## [Material for this exercise]
###
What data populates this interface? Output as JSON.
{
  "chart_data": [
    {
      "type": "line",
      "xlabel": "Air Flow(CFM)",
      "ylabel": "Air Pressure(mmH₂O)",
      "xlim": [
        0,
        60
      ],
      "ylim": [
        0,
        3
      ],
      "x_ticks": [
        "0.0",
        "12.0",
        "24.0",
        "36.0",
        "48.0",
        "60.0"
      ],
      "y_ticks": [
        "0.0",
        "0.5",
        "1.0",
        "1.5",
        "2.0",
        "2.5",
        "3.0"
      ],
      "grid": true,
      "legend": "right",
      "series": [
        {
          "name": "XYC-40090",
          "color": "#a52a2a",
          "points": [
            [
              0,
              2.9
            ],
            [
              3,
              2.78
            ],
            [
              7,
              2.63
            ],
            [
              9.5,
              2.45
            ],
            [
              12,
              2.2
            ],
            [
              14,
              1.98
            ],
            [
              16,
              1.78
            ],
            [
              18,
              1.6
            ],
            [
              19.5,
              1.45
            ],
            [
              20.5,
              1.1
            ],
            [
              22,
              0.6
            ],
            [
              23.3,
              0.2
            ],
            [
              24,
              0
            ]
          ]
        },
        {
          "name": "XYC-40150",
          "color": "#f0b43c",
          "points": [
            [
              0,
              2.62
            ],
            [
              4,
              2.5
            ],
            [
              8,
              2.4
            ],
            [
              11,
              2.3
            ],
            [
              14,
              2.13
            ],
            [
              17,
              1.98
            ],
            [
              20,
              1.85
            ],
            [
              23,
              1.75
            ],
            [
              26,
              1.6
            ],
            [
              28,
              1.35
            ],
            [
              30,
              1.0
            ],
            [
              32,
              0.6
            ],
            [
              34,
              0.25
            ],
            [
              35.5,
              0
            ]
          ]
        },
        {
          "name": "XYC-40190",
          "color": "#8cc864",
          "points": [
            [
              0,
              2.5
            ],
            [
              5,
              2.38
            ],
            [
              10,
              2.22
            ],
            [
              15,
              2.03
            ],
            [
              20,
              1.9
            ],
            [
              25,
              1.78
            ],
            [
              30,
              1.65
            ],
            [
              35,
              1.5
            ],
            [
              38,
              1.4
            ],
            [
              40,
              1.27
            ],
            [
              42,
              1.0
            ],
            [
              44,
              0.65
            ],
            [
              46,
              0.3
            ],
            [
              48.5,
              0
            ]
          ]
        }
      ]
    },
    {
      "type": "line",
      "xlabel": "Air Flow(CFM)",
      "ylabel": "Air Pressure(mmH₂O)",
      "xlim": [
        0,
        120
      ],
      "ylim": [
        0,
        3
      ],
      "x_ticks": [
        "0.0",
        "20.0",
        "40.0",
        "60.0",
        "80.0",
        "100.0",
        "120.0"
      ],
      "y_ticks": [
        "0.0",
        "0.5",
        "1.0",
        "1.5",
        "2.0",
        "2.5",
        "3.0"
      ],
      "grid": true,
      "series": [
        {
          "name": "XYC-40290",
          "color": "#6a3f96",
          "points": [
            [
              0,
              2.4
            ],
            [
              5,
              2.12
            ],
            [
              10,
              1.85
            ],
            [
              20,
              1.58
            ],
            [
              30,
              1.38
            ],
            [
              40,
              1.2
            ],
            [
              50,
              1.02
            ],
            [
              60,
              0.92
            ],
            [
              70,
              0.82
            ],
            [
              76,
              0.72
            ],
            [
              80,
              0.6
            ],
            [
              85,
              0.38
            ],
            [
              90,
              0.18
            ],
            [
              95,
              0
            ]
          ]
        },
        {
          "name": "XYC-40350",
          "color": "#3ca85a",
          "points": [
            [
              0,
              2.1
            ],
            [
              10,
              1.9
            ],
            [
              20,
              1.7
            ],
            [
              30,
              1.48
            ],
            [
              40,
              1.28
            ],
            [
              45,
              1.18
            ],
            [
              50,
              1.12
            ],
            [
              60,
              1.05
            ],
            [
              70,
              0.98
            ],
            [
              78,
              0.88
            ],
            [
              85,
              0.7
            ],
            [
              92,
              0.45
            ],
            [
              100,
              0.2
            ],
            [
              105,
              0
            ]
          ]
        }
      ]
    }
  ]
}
###
## [Your objective]
Reproduce every record above exactly as it appears.

## [Answer]
What data populates this interface? Output as JSON.
{
  "chart_data": [
    {
      "type": "line",
      "xlabel": "Air Flow(CFM)",
      "ylabel": "Air Pressure(mmH₂O)",
      "xlim": [
        0,
        60
      ],
      "ylim": [
        0,
        3
      ],
      "x_ticks": [
        "0.0",
        "12.0",
        "24.0",
        "36.0",
        "48.0",
        "60.0"
      ],
      "y_ticks": [
        "0.0",
        "0.5",
        "1.0",
        "1.5",
        "2.0",
        "2.5",
        "3.0"
      ],
      "grid": true,
      "legend": "right",
      "series": [
        {
          "name": "XYC-40090",
          "color": "#a52a2a",
          "points": [
            [
              0,
              2.9
            ],
            [
              3,
              2.78
            ],
            [
              7,
              2.63
            ],
            [
              9.5,
              2.45
            ],
            [
              12,
              2.2
            ],
            [
              14,
              1.98
            ],
            [
              16,
              1.78
            ],
            [
              18,
              1.6
            ],
            [
              19.5,
              1.45
            ],
            [
              20.5,
              1.1
            ],
            [
              22,
              0.6
            ],
            [
              23.3,
              0.2
            ],
            [
              24,
              0
            ]
          ]
        },
        {
          "name": "XYC-40150",
          "color": "#f0b43c",
          "points": [
            [
              0,
              2.62
            ],
            [
              4,
              2.5
            ],
            [
              8,
              2.4
            ],
            [
              11,
              2.3
            ],
            [
              14,
              2.13
            ],
            [
              17,
              1.98
            ],
            [
              20,
              1.85
            ],
            [
              23,
              1.75
            ],
            [
              26,
              1.6
            ],
            [
              28,
              1.35
            ],
            [
              30,
              1.0
            ],
            [
              32,
              0.6
            ],
            [
              34,
              0.25
            ],
            [
              35.5,
              0
            ]
          ]
        },
        {
          "name": "XYC-40190",
          "color": "#8cc864",
          "points": [
            [
              0,
              2.5
            ],
            [
              5,
              2.38
            ],
            [
              10,
              2.22
            ],
            [
              15,
              2.03
            ],
            [
              20,
              1.9
            ],
            [
              25,
              1.78
            ],
            [
              30,
              1.65
            ],
            [
              35,
              1.5
            ],
            [
              38,
              1.4
            ],
            [
              40,
              1.27
            ],
            [
              42,
              1.0
            ],
            [
              44,
              0.65
            ],
            [
              46,
              0.3
            ],
            [
              48.5,
              0
            ]
          ]
        }
      ]
    },
    {
      "type": "line",
      "xlabel": "Air Flow(CFM)",
      "ylabel": "Air Pressure(mmH₂O)",
      "xlim": [
        0,
        120
      ],
      "ylim": [
        0,
        3
      ],
      "x_ticks": [
        "0.0",
        "20.0",
        "40.0",
        "60.0",
        "80.0",
        "100.0",
        "120.0"
      ],
      "y_ticks": [
        "0.0",
        "0.5",
        "1.0",
        "1.5",
        "2.0",
        "2.5",
        "3.0"
      ],
      "grid": true,
      "series": [
        {
          "name": "XYC-40290",
          "color": "#6a3f96",
          "points": [
            [
              0,
              2.4
            ],
            [
              5,
              2.12
            ],
            [
              10,
              1.85
            ],
            [
              20,
              1.58
            ],
            [
              30,
              1.38
            ],
            [
              40,
              1.2
            ],
            [
              50,
              1.02
            ],
            [
              60,
              0.92
            ],
            [
              70,
              0.82
            ],
            [
              76,
              0.72
            ],
            [
              80,
              0.6
            ],
            [
              85,
              0.38
            ],
            [
              90,
              0.18
            ],
            [
              95,
              0
            ]
          ]
        },
        {
          "name": "XYC-40350",
          "color": "#3ca85a",
          "points": [
            [
              0,
              2.1
            ],
            [
              10,
              1.9
            ],
            [
              20,
              1.7
            ],
            [
              30,
              1.48
            ],
            [
              40,
              1.28
            ],
            [
              45,
              1.18
            ],
            [
              50,
              1.12
            ],
            [
              60,
              1.05
            ],
            [
              70,
              0.98
            ],
            [
              78,
              0.88
            ],
            [
              85,
              0.7
            ],
            [
              92,
              0.45
            ],
            [
              100,
              0.2
            ],
            [
              105,
              0
            ]
          ]
        }
      ]
    }
  ]
}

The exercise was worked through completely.